■ Task statement
Give the entries again, word for word.

--- BEGIN Records for the task ---

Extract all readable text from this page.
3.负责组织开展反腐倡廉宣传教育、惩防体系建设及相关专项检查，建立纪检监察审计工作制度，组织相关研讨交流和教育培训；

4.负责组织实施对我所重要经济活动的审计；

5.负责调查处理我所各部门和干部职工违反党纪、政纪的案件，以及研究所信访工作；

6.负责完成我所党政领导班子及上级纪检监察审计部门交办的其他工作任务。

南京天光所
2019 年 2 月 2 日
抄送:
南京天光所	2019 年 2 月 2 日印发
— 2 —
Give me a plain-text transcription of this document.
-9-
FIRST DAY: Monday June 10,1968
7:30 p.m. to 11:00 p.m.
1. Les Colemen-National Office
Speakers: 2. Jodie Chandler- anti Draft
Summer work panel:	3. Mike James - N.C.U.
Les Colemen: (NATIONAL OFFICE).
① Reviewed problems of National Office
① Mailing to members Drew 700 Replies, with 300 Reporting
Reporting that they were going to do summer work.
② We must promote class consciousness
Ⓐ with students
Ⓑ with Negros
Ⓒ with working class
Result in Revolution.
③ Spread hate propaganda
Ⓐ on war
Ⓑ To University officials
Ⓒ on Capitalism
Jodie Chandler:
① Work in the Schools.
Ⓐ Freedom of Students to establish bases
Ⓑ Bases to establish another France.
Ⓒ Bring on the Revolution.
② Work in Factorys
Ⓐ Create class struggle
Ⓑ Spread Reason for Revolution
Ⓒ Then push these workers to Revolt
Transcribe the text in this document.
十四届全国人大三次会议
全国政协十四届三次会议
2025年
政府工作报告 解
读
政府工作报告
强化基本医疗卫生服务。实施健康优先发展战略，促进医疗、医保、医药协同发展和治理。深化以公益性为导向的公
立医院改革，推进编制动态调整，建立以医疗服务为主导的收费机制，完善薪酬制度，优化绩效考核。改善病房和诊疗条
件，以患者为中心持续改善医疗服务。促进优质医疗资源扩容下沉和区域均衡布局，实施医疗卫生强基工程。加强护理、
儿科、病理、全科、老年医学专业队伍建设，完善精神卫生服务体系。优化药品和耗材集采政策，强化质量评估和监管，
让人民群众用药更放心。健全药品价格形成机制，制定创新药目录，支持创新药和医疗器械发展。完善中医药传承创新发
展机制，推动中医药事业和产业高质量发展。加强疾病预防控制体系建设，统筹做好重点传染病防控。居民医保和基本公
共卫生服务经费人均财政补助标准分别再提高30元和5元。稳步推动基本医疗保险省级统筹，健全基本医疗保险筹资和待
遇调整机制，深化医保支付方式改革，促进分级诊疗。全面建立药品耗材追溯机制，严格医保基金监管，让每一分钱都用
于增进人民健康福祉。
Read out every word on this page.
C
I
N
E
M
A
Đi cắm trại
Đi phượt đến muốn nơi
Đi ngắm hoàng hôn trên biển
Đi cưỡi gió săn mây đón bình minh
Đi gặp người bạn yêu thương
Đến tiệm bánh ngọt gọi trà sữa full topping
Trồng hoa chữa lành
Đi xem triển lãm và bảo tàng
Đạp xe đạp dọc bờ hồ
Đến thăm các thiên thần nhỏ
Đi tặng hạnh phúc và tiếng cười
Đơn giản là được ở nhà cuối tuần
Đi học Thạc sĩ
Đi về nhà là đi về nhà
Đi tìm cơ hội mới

--- END Records for the task ---

■ Solution to this problem
Extract all readable text from this page.
3.负责组织开展反腐倡廉宣传教育、惩防体系建设及相关专项检查，建立纪检监察审计工作制度，组织相关研讨交流和教育培训；

4.负责组织实施对我所重要经济活动的审计；

5.负责调查处理我所各部门和干部职工违反党纪、政纪的案件，以及研究所信访工作；

6.负责完成我所党政领导班子及上级纪检监察审计部门交办的其他工作任务。

南京天光所
2019 年 2 月 2 日
抄送:
南京天光所	2019 年 2 月 2 日印发
— 2 —
Give me a plain-text transcription of this document.
-9-
FIRST DAY: Monday June 10,1968
7:30 p.m. to 11:00 p.m.
1. Les Colemen-National Office
Speakers: 2. Jodie Chandler- anti Draft
Summer work panel:	3. Mike James - N.C.U.
Les Colemen: (NATIONAL OFFICE).
① Reviewed problems of National Office
① Mailing to members Drew 700 Replies, with 300 Reporting
Reporting that they were going to do summer work.
② We must promote class consciousness
Ⓐ with students
Ⓑ with Negros
Ⓒ with working class
Result in Revolution.
③ Spread hate propaganda
Ⓐ on war
Ⓑ To University officials
Ⓒ on Capitalism
Jodie Chandler:
① Work in the Schools.
Ⓐ Freedom of Students to establish bases
Ⓑ Bases to establish another France.
Ⓒ Bring on the Revolution.
② Work in Factorys
Ⓐ Create class struggle
Ⓑ Spread Reason for Revolution
Ⓒ Then push these workers to Revolt
Transcribe the text in this document.
十四届全国人大三次会议
全国政协十四届三次会议
2025年
政府工作报告 解
读
政府工作报告
强化基本医疗卫生服务。实施健康优先发展战略，促进医疗、医保、医药协同发展和治理。深化以公益性为导向的公
立医院改革，推进编制动态调整，建立以医疗服务为主导的收费机制，完善薪酬制度，优化绩效考核。改善病房和诊疗条
件，以患者为中心持续改善医疗服务。促进优质医疗资源扩容下沉和区域均衡布局，实施医疗卫生强基工程。加强护理、
儿科、病理、全科、老年医学专业队伍建设，完善精神卫生服务体系。优化药品和耗材集采政策，强化质量评估和监管，
让人民群众用药更放心。健全药品价格形成机制，制定创新药目录，支持创新药和医疗器械发展。完善中医药传承创新发
展机制，推动中医药事业和产业高质量发展。加强疾病预防控制体系建设，统筹做好重点传染病防控。居民医保和基本公
共卫生服务经费人均财政补助标准分别再提高30元和5元。稳步推动基本医疗保险省级统筹，健全基本医疗保险筹资和待
遇调整机制，深化医保支付方式改革，促进分级诊疗。全面建立药品耗材追溯机制，严格医保基金监管，让每一分钱都用
于增进人民健康福祉。
Read out every word on this page.
C
I
N
E
M
A
Đi cắm trại
Đi phượt đến muốn nơi
Đi ngắm hoàng hôn trên biển
Đi cưỡi gió săn mây đón bình minh
Đi gặp người bạn yêu thương
Đến tiệm bánh ngọt gọi trà sữa full topping
Trồng hoa chữa lành
Đi xem triển lãm và bảo tàng
Đạp xe đạp dọc bờ hồ
Đến thăm các thiên thần nhỏ
Đi tặng hạnh phúc và tiếng cười
Đơn giản là được ở nhà cuối tuần
Đi học Thạc sĩ
Đi về nhà là đi về nhà
Đi tìm cơ hội mới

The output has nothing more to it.